Extracted records
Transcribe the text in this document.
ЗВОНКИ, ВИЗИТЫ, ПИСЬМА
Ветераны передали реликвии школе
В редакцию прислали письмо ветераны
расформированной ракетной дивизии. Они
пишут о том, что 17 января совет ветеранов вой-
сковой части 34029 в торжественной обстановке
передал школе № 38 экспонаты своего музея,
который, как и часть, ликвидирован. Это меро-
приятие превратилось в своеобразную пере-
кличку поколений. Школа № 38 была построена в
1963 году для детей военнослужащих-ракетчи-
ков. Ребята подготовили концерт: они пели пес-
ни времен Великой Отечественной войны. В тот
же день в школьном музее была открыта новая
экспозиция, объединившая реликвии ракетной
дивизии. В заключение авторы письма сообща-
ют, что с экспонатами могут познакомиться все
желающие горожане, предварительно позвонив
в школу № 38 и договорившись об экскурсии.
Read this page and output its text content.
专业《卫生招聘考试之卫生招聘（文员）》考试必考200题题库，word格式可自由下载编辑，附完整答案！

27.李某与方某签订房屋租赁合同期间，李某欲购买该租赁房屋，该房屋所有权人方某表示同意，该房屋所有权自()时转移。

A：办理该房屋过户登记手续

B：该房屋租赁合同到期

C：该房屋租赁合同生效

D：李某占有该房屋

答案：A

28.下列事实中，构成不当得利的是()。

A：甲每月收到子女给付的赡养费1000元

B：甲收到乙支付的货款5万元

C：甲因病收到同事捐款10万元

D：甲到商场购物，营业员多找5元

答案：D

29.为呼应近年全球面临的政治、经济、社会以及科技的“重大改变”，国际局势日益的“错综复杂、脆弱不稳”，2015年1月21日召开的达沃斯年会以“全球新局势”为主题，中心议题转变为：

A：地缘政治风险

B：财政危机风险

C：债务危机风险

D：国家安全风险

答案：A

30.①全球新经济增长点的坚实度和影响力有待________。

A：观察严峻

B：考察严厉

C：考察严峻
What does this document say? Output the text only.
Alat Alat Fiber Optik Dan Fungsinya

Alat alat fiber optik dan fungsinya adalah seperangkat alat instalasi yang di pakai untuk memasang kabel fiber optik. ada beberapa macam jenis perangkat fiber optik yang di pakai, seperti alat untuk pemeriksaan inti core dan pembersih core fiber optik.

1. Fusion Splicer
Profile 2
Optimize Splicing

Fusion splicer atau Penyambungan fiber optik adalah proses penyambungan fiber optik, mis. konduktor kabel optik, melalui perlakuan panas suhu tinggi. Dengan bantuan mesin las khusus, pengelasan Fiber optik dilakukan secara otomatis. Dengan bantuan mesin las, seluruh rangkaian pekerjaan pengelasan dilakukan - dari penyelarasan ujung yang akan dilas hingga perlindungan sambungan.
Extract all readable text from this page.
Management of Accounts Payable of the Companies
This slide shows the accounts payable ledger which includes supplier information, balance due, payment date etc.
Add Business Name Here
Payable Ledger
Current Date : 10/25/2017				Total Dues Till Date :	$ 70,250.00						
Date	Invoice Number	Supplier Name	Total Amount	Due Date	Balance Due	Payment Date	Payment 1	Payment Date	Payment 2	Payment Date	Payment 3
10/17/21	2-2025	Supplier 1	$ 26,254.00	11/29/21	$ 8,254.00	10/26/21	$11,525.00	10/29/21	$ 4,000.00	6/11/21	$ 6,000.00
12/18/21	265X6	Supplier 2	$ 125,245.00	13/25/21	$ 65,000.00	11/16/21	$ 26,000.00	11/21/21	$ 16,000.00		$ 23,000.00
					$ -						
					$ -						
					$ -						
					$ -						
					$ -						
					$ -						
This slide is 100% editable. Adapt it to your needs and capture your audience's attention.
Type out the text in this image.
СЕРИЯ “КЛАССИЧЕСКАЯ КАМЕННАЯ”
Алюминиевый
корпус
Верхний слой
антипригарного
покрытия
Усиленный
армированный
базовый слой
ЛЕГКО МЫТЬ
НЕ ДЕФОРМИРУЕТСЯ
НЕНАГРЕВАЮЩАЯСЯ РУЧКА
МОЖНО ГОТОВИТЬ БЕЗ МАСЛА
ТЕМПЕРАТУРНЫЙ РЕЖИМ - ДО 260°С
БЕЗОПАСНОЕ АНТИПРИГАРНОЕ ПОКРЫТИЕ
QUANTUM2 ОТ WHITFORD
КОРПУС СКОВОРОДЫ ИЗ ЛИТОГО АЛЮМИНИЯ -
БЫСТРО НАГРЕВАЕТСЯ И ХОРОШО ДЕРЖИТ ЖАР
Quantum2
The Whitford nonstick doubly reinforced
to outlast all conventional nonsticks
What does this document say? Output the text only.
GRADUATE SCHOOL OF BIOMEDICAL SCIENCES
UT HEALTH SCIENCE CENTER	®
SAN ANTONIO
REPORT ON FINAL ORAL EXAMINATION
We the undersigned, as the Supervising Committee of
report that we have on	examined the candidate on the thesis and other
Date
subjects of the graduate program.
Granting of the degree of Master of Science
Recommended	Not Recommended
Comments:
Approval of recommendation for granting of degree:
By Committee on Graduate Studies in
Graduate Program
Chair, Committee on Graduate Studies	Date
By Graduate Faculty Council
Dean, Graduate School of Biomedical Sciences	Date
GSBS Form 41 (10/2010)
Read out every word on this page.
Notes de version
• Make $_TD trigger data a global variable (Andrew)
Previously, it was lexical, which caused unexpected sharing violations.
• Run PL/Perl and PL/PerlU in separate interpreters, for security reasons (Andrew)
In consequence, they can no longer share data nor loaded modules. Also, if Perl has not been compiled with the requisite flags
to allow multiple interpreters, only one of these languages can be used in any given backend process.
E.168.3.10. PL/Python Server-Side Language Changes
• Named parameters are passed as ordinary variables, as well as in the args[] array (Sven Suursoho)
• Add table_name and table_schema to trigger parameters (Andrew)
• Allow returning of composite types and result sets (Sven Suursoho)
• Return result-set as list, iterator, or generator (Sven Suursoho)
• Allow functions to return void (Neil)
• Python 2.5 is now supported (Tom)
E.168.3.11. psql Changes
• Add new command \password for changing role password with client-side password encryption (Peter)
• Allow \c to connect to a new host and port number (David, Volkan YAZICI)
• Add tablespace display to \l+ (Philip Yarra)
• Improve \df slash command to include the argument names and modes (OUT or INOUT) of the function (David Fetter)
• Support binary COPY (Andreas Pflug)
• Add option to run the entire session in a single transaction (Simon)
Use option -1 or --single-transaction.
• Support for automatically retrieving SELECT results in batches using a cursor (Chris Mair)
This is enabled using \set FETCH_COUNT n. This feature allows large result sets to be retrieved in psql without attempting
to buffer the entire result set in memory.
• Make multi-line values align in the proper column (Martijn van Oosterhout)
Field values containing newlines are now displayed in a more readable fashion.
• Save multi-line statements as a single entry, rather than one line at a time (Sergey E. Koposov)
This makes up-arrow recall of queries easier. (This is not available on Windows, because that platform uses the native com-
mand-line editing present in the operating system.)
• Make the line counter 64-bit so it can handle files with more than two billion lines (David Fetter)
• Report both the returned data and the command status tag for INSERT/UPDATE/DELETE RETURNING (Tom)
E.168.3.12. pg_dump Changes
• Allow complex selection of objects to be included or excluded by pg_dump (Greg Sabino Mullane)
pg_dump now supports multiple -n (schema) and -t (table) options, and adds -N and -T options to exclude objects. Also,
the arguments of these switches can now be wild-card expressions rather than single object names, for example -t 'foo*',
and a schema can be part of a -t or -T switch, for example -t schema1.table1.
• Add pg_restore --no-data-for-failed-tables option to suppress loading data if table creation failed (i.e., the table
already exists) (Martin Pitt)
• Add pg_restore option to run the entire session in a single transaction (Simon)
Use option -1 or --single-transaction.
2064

DIRECTION >> Return the whole listing exactly.

ANSWER TO THIS TASK >>
Transcribe the text in this document.
ЗВОНКИ, ВИЗИТЫ, ПИСЬМА
Ветераны передали реликвии школе
В редакцию прислали письмо ветераны
расформированной ракетной дивизии. Они
пишут о том, что 17 января совет ветеранов вой-
сковой части 34029 в торжественной обстановке
передал школе № 38 экспонаты своего музея,
который, как и часть, ликвидирован. Это меро-
приятие превратилось в своеобразную пере-
кличку поколений. Школа № 38 была построена в
1963 году для детей военнослужащих-ракетчи-
ков. Ребята подготовили концерт: они пели пес-
ни времен Великой Отечественной войны. В тот
же день в школьном музее была открыта новая
экспозиция, объединившая реликвии ракетной
дивизии. В заключение авторы письма сообща-
ют, что с экспонатами могут познакомиться все
желающие горожане, предварительно позвонив
в школу № 38 и договорившись об экскурсии.
Read this page and output its text content.
专业《卫生招聘考试之卫生招聘（文员）》考试必考200题题库，word格式可自由下载编辑，附完整答案！

27.李某与方某签订房屋租赁合同期间，李某欲购买该租赁房屋，该房屋所有权人方某表示同意，该房屋所有权自()时转移。

A：办理该房屋过户登记手续

B：该房屋租赁合同到期

C：该房屋租赁合同生效

D：李某占有该房屋

答案：A

28.下列事实中，构成不当得利的是()。

A：甲每月收到子女给付的赡养费1000元

B：甲收到乙支付的货款5万元

C：甲因病收到同事捐款10万元

D：甲到商场购物，营业员多找5元

答案：D

29.为呼应近年全球面临的政治、经济、社会以及科技的“重大改变”，国际局势日益的“错综复杂、脆弱不稳”，2015年1月21日召开的达沃斯年会以“全球新局势”为主题，中心议题转变为：

A：地缘政治风险

B：财政危机风险

C：债务危机风险

D：国家安全风险

答案：A

30.①全球新经济增长点的坚实度和影响力有待________。

A：观察严峻

B：考察严厉

C：考察严峻
What does this document say? Output the text only.
Alat Alat Fiber Optik Dan Fungsinya

Alat alat fiber optik dan fungsinya adalah seperangkat alat instalasi yang di pakai untuk memasang kabel fiber optik. ada beberapa macam jenis perangkat fiber optik yang di pakai, seperti alat untuk pemeriksaan inti core dan pembersih core fiber optik.

1. Fusion Splicer
Profile 2
Optimize Splicing

Fusion splicer atau Penyambungan fiber optik adalah proses penyambungan fiber optik, mis. konduktor kabel optik, melalui perlakuan panas suhu tinggi. Dengan bantuan mesin las khusus, pengelasan Fiber optik dilakukan secara otomatis. Dengan bantuan mesin las, seluruh rangkaian pekerjaan pengelasan dilakukan - dari penyelarasan ujung yang akan dilas hingga perlindungan sambungan.
Extract all readable text from this page.
Management of Accounts Payable of the Companies
This slide shows the accounts payable ledger which includes supplier information, balance due, payment date etc.
Add Business Name Here
Payable Ledger
Current Date : 10/25/2017				Total Dues Till Date :	$ 70,250.00						
Date	Invoice Number	Supplier Name	Total Amount	Due Date	Balance Due	Payment Date	Payment 1	Payment Date	Payment 2	Payment Date	Payment 3
10/17/21	2-2025	Supplier 1	$ 26,254.00	11/29/21	$ 8,254.00	10/26/21	$11,525.00	10/29/21	$ 4,000.00	6/11/21	$ 6,000.00
12/18/21	265X6	Supplier 2	$ 125,245.00	13/25/21	$ 65,000.00	11/16/21	$ 26,000.00	11/21/21	$ 16,000.00		$ 23,000.00
					$ -						
					$ -						
					$ -						
					$ -						
					$ -						
					$ -						
This slide is 100% editable. Adapt it to your needs and capture your audience's attention.
Type out the text in this image.
СЕРИЯ “КЛАССИЧЕСКАЯ КАМЕННАЯ”
Алюминиевый
корпус
Верхний слой
антипригарного
покрытия
Усиленный
армированный
базовый слой
ЛЕГКО МЫТЬ
НЕ ДЕФОРМИРУЕТСЯ
НЕНАГРЕВАЮЩАЯСЯ РУЧКА
МОЖНО ГОТОВИТЬ БЕЗ МАСЛА
ТЕМПЕРАТУРНЫЙ РЕЖИМ - ДО 260°С
БЕЗОПАСНОЕ АНТИПРИГАРНОЕ ПОКРЫТИЕ
QUANTUM2 ОТ WHITFORD
КОРПУС СКОВОРОДЫ ИЗ ЛИТОГО АЛЮМИНИЯ -
БЫСТРО НАГРЕВАЕТСЯ И ХОРОШО ДЕРЖИТ ЖАР
Quantum2
The Whitford nonstick doubly reinforced
to outlast all conventional nonsticks
What does this document say? Output the text only.
GRADUATE SCHOOL OF BIOMEDICAL SCIENCES
UT HEALTH SCIENCE CENTER	®
SAN ANTONIO
REPORT ON FINAL ORAL EXAMINATION
We the undersigned, as the Supervising Committee of
report that we have on	examined the candidate on the thesis and other
Date
subjects of the graduate program.
Granting of the degree of Master of Science
Recommended	Not Recommended
Comments:
Approval of recommendation for granting of degree:
By Committee on Graduate Studies in
Graduate Program
Chair, Committee on Graduate Studies	Date
By Graduate Faculty Council
Dean, Graduate School of Biomedical Sciences	Date
GSBS Form 41 (10/2010)
Read out every word on this page.
Notes de version
• Make $_TD trigger data a global variable (Andrew)
Previously, it was lexical, which caused unexpected sharing violations.
• Run PL/Perl and PL/PerlU in separate interpreters, for security reasons (Andrew)
In consequence, they can no longer share data nor loaded modules. Also, if Perl has not been compiled with the requisite flags
to allow multiple interpreters, only one of these languages can be used in any given backend process.
E.168.3.10. PL/Python Server-Side Language Changes
• Named parameters are passed as ordinary variables, as well as in the args[] array (Sven Suursoho)
• Add table_name and table_schema to trigger parameters (Andrew)
• Allow returning of composite types and result sets (Sven Suursoho)
• Return result-set as list, iterator, or generator (Sven Suursoho)
• Allow functions to return void (Neil)
• Python 2.5 is now supported (Tom)
E.168.3.11. psql Changes
• Add new command \password for changing role password with client-side password encryption (Peter)
• Allow \c to connect to a new host and port number (David, Volkan YAZICI)
• Add tablespace display to \l+ (Philip Yarra)
• Improve \df slash command to include the argument names and modes (OUT or INOUT) of the function (David Fetter)
• Support binary COPY (Andreas Pflug)
• Add option to run the entire session in a single transaction (Simon)
Use option -1 or --single-transaction.
• Support for automatically retrieving SELECT results in batches using a cursor (Chris Mair)
This is enabled using \set FETCH_COUNT n. This feature allows large result sets to be retrieved in psql without attempting
to buffer the entire result set in memory.
• Make multi-line values align in the proper column (Martijn van Oosterhout)
Field values containing newlines are now displayed in a more readable fashion.
• Save multi-line statements as a single entry, rather than one line at a time (Sergey E. Koposov)
This makes up-arrow recall of queries easier. (This is not available on Windows, because that platform uses the native com-
mand-line editing present in the operating system.)
• Make the line counter 64-bit so it can handle files with more than two billion lines (David Fetter)
• Report both the returned data and the command status tag for INSERT/UPDATE/DELETE RETURNING (Tom)
E.168.3.12. pg_dump Changes
• Allow complex selection of objects to be included or excluded by pg_dump (Greg Sabino Mullane)
pg_dump now supports multiple -n (schema) and -t (table) options, and adds -N and -T options to exclude objects. Also,
the arguments of these switches can now be wild-card expressions rather than single object names, for example -t 'foo*',
and a schema can be part of a -t or -T switch, for example -t schema1.table1.
• Add pg_restore --no-data-for-failed-tables option to suppress loading data if table creation failed (i.e., the table
already exists) (Martin Pitt)
• Add pg_restore option to run the entire session in a single transaction (Simon)
Use option -1 or --single-transaction.
2064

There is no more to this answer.